Revise the material from its first line through the line holding "lang-traditional[interactable]: 繁體: [428, 1, 442, 9]", inclusive, changing "help-link" to "support-link" and leaving everything else untouched. Return only those lines.
·····
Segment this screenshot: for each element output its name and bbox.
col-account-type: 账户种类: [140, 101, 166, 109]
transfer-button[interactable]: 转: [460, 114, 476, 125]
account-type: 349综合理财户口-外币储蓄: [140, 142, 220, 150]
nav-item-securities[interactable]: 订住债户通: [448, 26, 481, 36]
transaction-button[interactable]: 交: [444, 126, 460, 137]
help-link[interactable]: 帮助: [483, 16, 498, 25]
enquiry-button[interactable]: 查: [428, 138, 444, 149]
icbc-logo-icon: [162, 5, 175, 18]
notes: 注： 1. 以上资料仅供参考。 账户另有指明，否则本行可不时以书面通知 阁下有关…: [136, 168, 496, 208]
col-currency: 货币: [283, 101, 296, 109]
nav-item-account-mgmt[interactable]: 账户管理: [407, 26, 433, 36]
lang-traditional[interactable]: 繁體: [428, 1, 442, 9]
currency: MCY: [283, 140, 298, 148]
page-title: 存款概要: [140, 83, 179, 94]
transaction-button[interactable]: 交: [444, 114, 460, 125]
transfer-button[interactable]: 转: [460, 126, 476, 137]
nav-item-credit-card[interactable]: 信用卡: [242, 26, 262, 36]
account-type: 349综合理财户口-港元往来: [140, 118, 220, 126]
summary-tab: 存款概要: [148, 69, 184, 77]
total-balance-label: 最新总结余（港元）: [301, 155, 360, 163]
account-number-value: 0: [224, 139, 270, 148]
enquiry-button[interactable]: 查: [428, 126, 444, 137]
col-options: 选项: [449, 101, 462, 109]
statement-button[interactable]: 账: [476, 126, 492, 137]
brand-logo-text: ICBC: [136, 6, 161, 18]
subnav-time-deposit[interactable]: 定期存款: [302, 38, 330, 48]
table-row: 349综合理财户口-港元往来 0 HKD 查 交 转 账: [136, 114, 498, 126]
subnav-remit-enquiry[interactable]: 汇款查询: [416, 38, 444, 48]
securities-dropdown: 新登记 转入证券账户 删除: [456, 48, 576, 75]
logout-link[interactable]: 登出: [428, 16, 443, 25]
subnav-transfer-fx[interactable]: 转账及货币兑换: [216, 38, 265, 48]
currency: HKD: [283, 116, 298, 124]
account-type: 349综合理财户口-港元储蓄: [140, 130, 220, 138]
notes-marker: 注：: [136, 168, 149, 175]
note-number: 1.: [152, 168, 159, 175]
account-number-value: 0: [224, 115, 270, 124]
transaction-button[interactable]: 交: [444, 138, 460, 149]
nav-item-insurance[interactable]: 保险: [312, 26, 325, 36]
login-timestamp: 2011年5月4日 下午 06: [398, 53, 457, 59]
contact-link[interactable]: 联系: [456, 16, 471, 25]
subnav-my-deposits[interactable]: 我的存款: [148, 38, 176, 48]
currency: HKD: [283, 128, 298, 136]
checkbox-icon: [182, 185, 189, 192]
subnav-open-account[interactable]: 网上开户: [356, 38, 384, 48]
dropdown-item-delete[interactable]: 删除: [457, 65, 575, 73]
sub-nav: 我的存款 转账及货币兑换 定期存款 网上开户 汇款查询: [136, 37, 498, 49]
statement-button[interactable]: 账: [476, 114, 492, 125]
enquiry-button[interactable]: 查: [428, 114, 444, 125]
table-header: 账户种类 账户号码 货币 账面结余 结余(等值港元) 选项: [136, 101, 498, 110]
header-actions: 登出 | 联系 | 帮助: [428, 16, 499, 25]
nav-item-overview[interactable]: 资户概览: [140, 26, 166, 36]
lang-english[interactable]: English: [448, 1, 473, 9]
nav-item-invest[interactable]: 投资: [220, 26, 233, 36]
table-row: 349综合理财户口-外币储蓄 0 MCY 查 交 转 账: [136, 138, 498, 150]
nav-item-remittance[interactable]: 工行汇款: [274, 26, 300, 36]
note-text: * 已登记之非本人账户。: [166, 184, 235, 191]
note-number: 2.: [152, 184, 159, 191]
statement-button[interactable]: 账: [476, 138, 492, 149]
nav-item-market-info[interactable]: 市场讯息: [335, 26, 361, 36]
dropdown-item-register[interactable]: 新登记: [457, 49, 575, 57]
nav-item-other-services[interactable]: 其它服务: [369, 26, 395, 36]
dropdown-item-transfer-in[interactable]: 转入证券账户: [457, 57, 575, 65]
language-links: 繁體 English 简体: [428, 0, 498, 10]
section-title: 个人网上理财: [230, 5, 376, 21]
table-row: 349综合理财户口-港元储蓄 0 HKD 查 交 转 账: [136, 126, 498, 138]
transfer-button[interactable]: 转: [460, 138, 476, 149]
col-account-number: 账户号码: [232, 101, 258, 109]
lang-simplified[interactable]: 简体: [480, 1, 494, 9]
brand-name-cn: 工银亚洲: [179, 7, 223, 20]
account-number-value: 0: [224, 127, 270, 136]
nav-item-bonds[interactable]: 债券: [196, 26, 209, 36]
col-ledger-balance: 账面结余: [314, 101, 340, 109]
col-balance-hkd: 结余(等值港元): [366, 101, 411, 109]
·····
**RIGHT ANSWER**:
Segment this screenshot: for each element output its name and bbox.
col-account-type: 账户种类: [140, 101, 166, 109]
transfer-button[interactable]: 转: [460, 114, 476, 125]
account-type: 349综合理财户口-外币储蓄: [140, 142, 220, 150]
nav-item-securities[interactable]: 订住债户通: [448, 26, 481, 36]
transaction-button[interactable]: 交: [444, 126, 460, 137]
support-link[interactable]: 帮助: [483, 16, 498, 25]
enquiry-button[interactable]: 查: [428, 138, 444, 149]
icbc-logo-icon: [162, 5, 175, 18]
notes: 注： 1. 以上资料仅供参考。 账户另有指明，否则本行可不时以书面通知 阁下有关…: [136, 168, 496, 208]
col-currency: 货币: [283, 101, 296, 109]
nav-item-account-mgmt[interactable]: 账户管理: [407, 26, 433, 36]
lang-traditional[interactable]: 繁體: [428, 1, 442, 9]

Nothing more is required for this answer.